**WHAT IS REQUIRED**
Pull out every line in the data that has the string "Reflow" in it.
******
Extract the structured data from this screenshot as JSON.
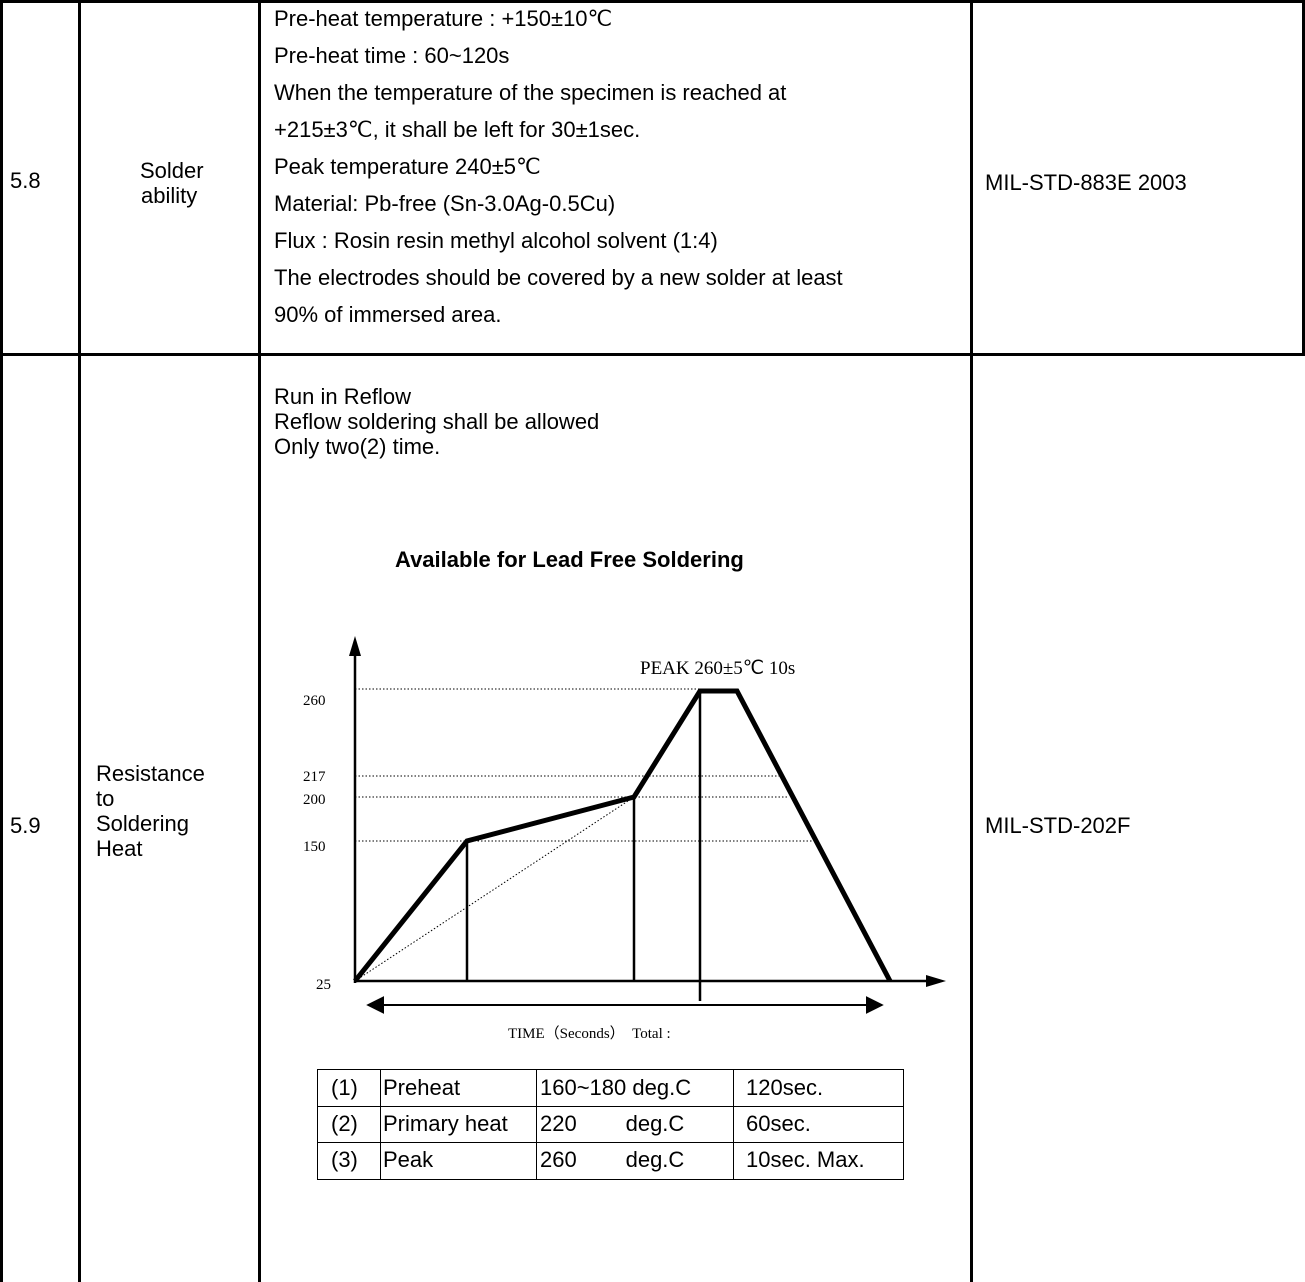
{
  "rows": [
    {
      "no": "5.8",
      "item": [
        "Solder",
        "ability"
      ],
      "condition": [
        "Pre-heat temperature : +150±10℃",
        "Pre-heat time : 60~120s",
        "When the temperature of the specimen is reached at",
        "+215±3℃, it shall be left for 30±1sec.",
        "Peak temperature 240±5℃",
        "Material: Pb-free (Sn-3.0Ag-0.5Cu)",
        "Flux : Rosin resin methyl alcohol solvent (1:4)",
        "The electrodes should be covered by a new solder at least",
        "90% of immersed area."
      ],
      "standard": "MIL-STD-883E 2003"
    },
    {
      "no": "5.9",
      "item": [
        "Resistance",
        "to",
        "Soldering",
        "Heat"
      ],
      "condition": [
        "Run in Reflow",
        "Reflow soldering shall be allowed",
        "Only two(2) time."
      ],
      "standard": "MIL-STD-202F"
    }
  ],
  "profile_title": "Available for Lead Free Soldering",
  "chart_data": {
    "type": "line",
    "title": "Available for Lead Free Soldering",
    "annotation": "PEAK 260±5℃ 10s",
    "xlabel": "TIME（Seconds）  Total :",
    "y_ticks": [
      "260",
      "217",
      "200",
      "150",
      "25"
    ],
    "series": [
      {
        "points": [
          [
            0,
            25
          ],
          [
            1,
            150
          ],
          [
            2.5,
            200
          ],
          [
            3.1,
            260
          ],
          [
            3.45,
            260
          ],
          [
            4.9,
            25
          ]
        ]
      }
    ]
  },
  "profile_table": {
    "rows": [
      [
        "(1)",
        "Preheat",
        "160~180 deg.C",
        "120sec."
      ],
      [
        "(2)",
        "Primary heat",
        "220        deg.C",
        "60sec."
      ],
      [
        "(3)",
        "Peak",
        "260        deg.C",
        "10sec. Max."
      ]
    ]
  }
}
******
**PROBLEM SOLUTION**
        "Run in Reflow",
        "Reflow soldering shall be allowed",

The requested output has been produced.